((
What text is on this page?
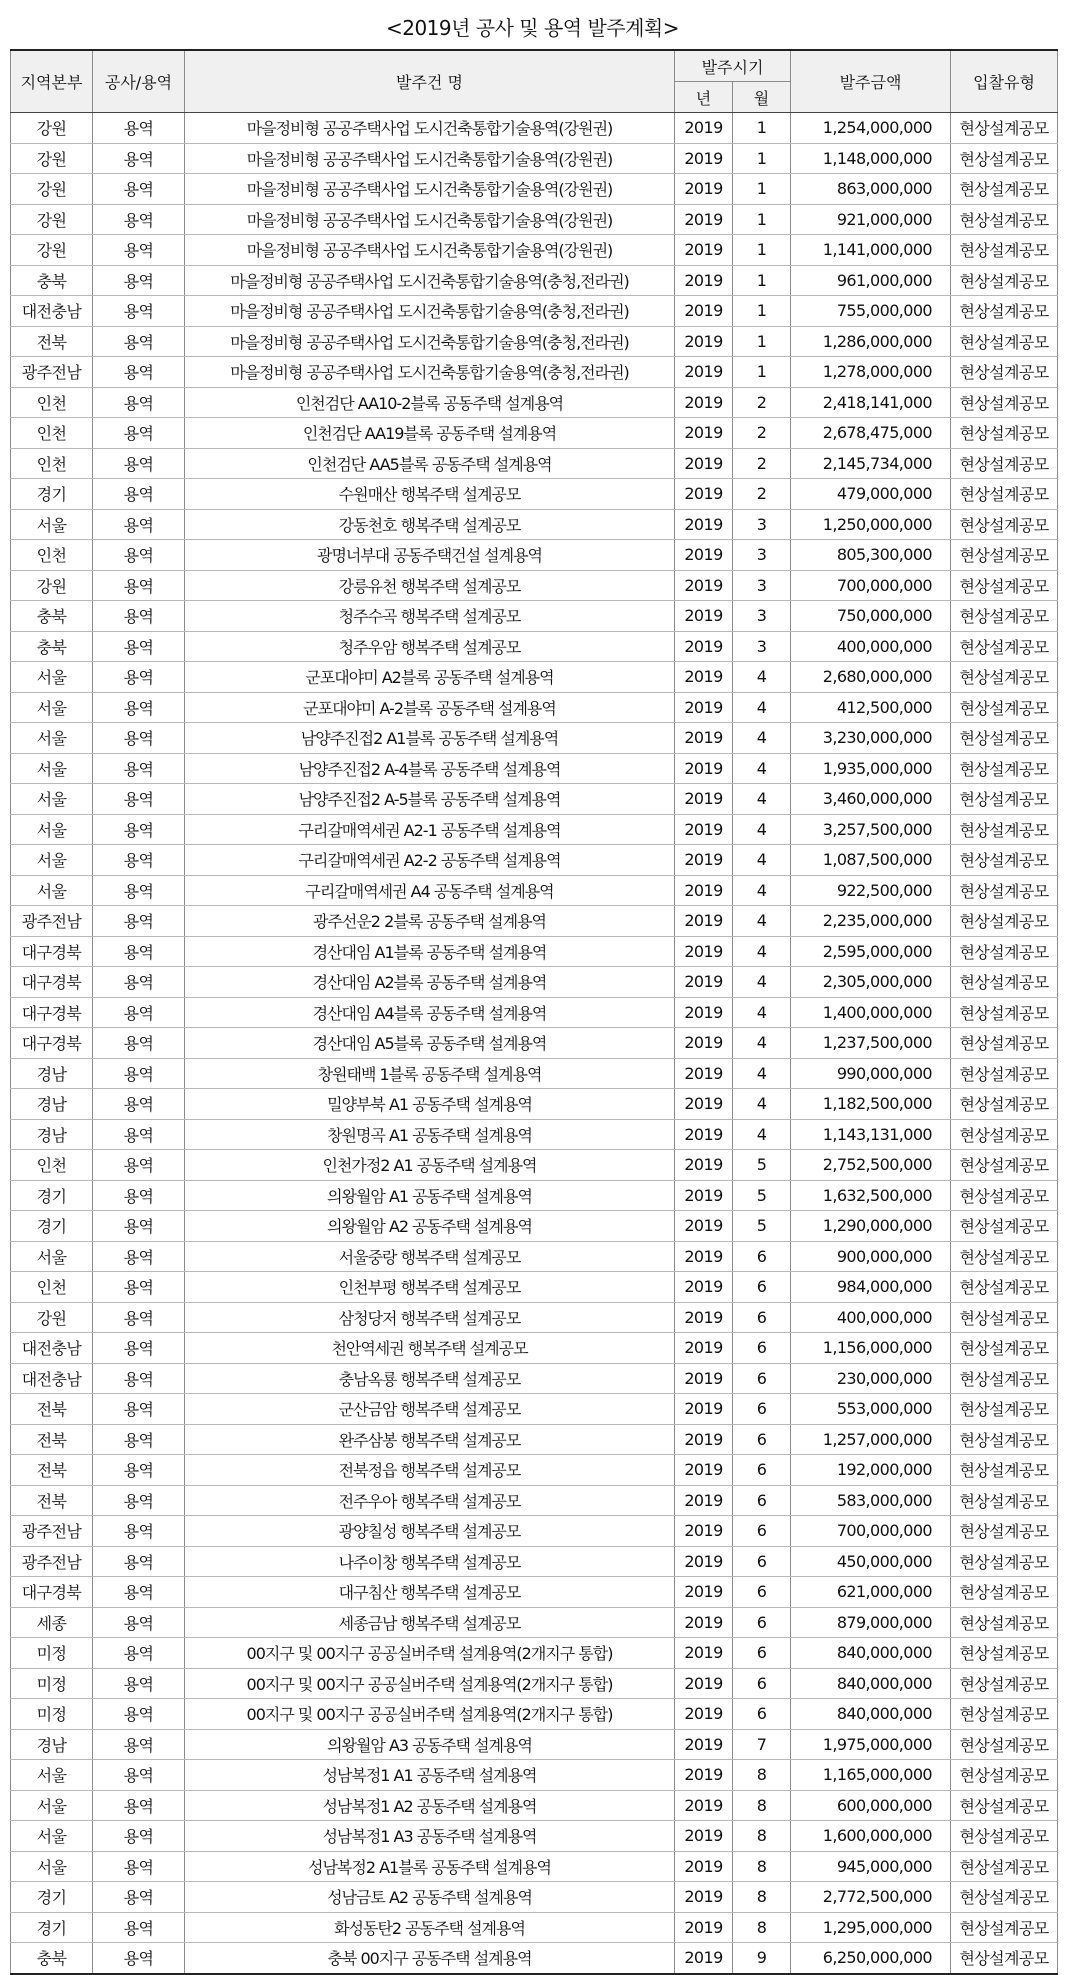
<2019년 공사 및 용역 발주계획>
지역본부	공사/용역	발주건 명	발주시기		발주금액	입찰유형
			년	월		
강원	용역	마을정비형 공공주택사업 도시건축통합기술용역(강원권)	2019	1	1,254,000,000	현상설계공모
강원	용역	마을정비형 공공주택사업 도시건축통합기술용역(강원권)	2019	1	1,148,000,000	현상설계공모
강원	용역	마을정비형 공공주택사업 도시건축통합기술용역(강원권)	2019	1	863,000,000	현상설계공모
강원	용역	마을정비형 공공주택사업 도시건축통합기술용역(강원권)	2019	1	921,000,000	현상설계공모
강원	용역	마을정비형 공공주택사업 도시건축통합기술용역(강원권)	2019	1	1,141,000,000	현상설계공모
충북	용역	마을정비형 공공주택사업 도시건축통합기술용역(충청,전라권)	2019	1	961,000,000	현상설계공모
대전충남	용역	마을정비형 공공주택사업 도시건축통합기술용역(충청,전라권)	2019	1	755,000,000	현상설계공모
전북	용역	마을정비형 공공주택사업 도시건축통합기술용역(충청,전라권)	2019	1	1,286,000,000	현상설계공모
광주전남	용역	마을정비형 공공주택사업 도시건축통합기술용역(충청,전라권)	2019	1	1,278,000,000	현상설계공모
인천	용역	인천검단 AA10-2블록 공동주택 설계용역	2019	2	2,418,141,000	현상설계공모
인천	용역	인천검단 AA19블록 공동주택 설계용역	2019	2	2,678,475,000	현상설계공모
인천	용역	인천검단 AA5블록 공동주택 설계용역	2019	2	2,145,734,000	현상설계공모
경기	용역	수원매산 행복주택 설계공모	2019	2	479,000,000	현상설계공모
서울	용역	강동천호 행복주택 설계공모	2019	3	1,250,000,000	현상설계공모
인천	용역	광명너부대 공동주택건설 설계용역	2019	3	805,300,000	현상설계공모
강원	용역	강릉유천 행복주택 설계공모	2019	3	700,000,000	현상설계공모
충북	용역	청주수곡 행복주택 설계공모	2019	3	750,000,000	현상설계공모
충북	용역	청주우암 행복주택 설계공모	2019	3	400,000,000	현상설계공모
서울	용역	군포대야미 A2블록 공동주택 설계용역	2019	4	2,680,000,000	현상설계공모
서울	용역	군포대야미 A-2블록 공동주택 설계용역	2019	4	412,500,000	현상설계공모
서울	용역	남양주진접2 A1블록 공동주택 설계용역	2019	4	3,230,000,000	현상설계공모
서울	용역	남양주진접2 A-4블록 공동주택 설계용역	2019	4	1,935,000,000	현상설계공모
서울	용역	남양주진접2 A-5블록 공동주택 설계용역	2019	4	3,460,000,000	현상설계공모
서울	용역	구리갈매역세권 A2-1 공동주택 설계용역	2019	4	3,257,500,000	현상설계공모
서울	용역	구리갈매역세권 A2-2 공동주택 설계용역	2019	4	1,087,500,000	현상설계공모
서울	용역	구리갈매역세권 A4 공동주택 설계용역	2019	4	922,500,000	현상설계공모
광주전남	용역	광주선운2 2블록 공동주택 설계용역	2019	4	2,235,000,000	현상설계공모
대구경북	용역	경산대임 A1블록 공동주택 설계용역	2019	4	2,595,000,000	현상설계공모
대구경북	용역	경산대임 A2블록 공동주택 설계용역	2019	4	2,305,000,000	현상설계공모
대구경북	용역	경산대임 A4블록 공동주택 설계용역	2019	4	1,400,000,000	현상설계공모
대구경북	용역	경산대임 A5블록 공동주택 설계용역	2019	4	1,237,500,000	현상설계공모
경남	용역	창원태백 1블록 공동주택 설계용역	2019	4	990,000,000	현상설계공모
경남	용역	밀양부북 A1 공동주택 설계용역	2019	4	1,182,500,000	현상설계공모
경남	용역	창원명곡 A1 공동주택 설계용역	2019	4	1,143,131,000	현상설계공모
인천	용역	인천가정2 A1 공동주택 설계용역	2019	5	2,752,500,000	현상설계공모
경기	용역	의왕월암 A1 공동주택 설계용역	2019	5	1,632,500,000	현상설계공모
경기	용역	의왕월암 A2 공동주택 설계용역	2019	5	1,290,000,000	현상설계공모
서울	용역	서울중랑 행복주택 설계공모	2019	6	900,000,000	현상설계공모
인천	용역	인천부평 행복주택 설계공모	2019	6	984,000,000	현상설계공모
강원	용역	삼청당저 행복주택 설계공모	2019	6	400,000,000	현상설계공모
대전충남	용역	천안역세권 행복주택 설계공모	2019	6	1,156,000,000	현상설계공모
대전충남	용역	충남옥룡 행복주택 설계공모	2019	6	230,000,000	현상설계공모
전북	용역	군산금암 행복주택 설계공모	2019	6	553,000,000	현상설계공모
전북	용역	완주삼봉 행복주택 설계공모	2019	6	1,257,000,000	현상설계공모
전북	용역	전북정읍 행복주택 설계공모	2019	6	192,000,000	현상설계공모
전북	용역	전주우아 행복주택 설계공모	2019	6	583,000,000	현상설계공모
광주전남	용역	광양칠성 행복주택 설계공모	2019	6	700,000,000	현상설계공모
광주전남	용역	나주이창 행복주택 설계공모	2019	6	450,000,000	현상설계공모
대구경북	용역	대구침산 행복주택 설계공모	2019	6	621,000,000	현상설계공모
세종	용역	세종금남 행복주택 설계공모	2019	6	879,000,000	현상설계공모
미정	용역	00지구 및 00지구 공공실버주택 설계용역(2개지구 통합)	2019	6	840,000,000	현상설계공모
미정	용역	00지구 및 00지구 공공실버주택 설계용역(2개지구 통합)	2019	6	840,000,000	현상설계공모
미정	용역	00지구 및 00지구 공공실버주택 설계용역(2개지구 통합)	2019	6	840,000,000	현상설계공모
경남	용역	의왕월암 A3 공동주택 설계용역	2019	7	1,975,000,000	현상설계공모
서울	용역	성남복정1 A1 공동주택 설계용역	2019	8	1,165,000,000	현상설계공모
서울	용역	성남복정1 A2 공동주택 설계용역	2019	8	600,000,000	현상설계공모
서울	용역	성남복정1 A3 공동주택 설계용역	2019	8	1,600,000,000	현상설계공모
서울	용역	성남복정2 A1블록 공동주택 설계용역	2019	8	945,000,000	현상설계공모
경기	용역	성남금토 A2 공동주택 설계용역	2019	8	2,772,500,000	현상설계공모
경기	용역	화성동탄2 공동주택 설계용역	2019	8	1,295,000,000	현상설계공모
충북	용역	충북 00지구 공동주택 설계용역	2019	9	6,250,000,000	현상설계공모
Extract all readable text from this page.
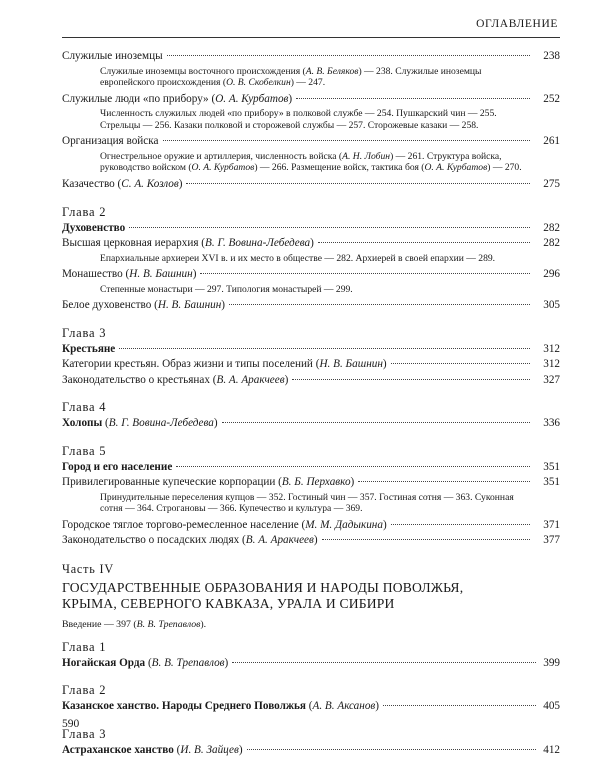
ОГЛАВЛЕНИЕ
Служилые иноземцы	238
Служилые иноземцы восточного происхождения (А. В. Беляков) — 238. Служилые иноземцы европейского происхождения (О. В. Скобелкин) — 247.
Служилые люди «по прибору» (О. А. Курбатов)	252
Численность служилых людей «по прибору» в полковой службе — 254. Пушкарский чин — 255. Стрельцы — 256. Казаки полковой и сторожевой службы — 257. Сторожевые казаки — 258.
Организация войска	261
Огнестрельное оружие и артиллерия, численность войска (А. Н. Лобин) — 261. Структура войска, руководство войском (О. А. Курбатов) — 266. Размещение войск, тактика боя (О. А. Курбатов) — 270.
Казачество (С. А. Козлов)	275
Глава 2
Духовенство	282
Высшая церковная иерархия (В. Г. Вовина-Лебедева)	282
Епархиальные архиереи XVI в. и их место в обществе — 282. Архиерей в своей епархии — 289.
Монашество (Н. В. Башнин)	296
Степенные монастыри — 297. Типология монастырей — 299.
Белое духовенство (Н. В. Башнин)	305
Глава 3
Крестьяне	312
Категории крестьян. Образ жизни и типы поселений (Н. В. Башнин)	312
Законодательство о крестьянах (В. А. Аракчеев)	327
Глава 4
Холопы (В. Г. Вовина-Лебедева)	336
Глава 5
Город и его население	351
Привилегированные купеческие корпорации (В. Б. Перхавко)	351
Принудительные переселения купцов — 352. Гостиный чин — 357. Гостиная сотня — 363. Суконная сотня — 364. Строгановы — 366. Купечество и культура — 369.
Городское тяглое торгово-ремесленное население (М. М. Дадыкина)	371
Законодательство о посадских людях (В. А. Аракчеев)	377
Часть IV
ГОСУДАРСТВЕННЫЕ ОБРАЗОВАНИЯ И НАРОДЫ ПОВОЛЖЬЯ, КРЫМА, СЕВЕРНОГО КАВКАЗА, УРАЛА И СИБИРИ
Введение — 397 (В. В. Трепавлов).
Глава 1
Ногайская Орда (В. В. Трепавлов)	399
Глава 2
Казанское ханство. Народы Среднего Поволжья (А. В. Аксанов)	405
Глава 3
Астраханское ханство (И. В. Зайцев)	412
590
))
_Given instruction:_ In the records, locate each line holding the string "Служилые" and copy it.

_Exercise answer:_
Служилые иноземцы	238
Служилые иноземцы восточного происхождения (А. В. Беляков) — 238. Служилые иноземцы европейского происхождения (О. В. Скобелкин) — 247.
Служилые люди «по прибору» (О. А. Курбатов)	252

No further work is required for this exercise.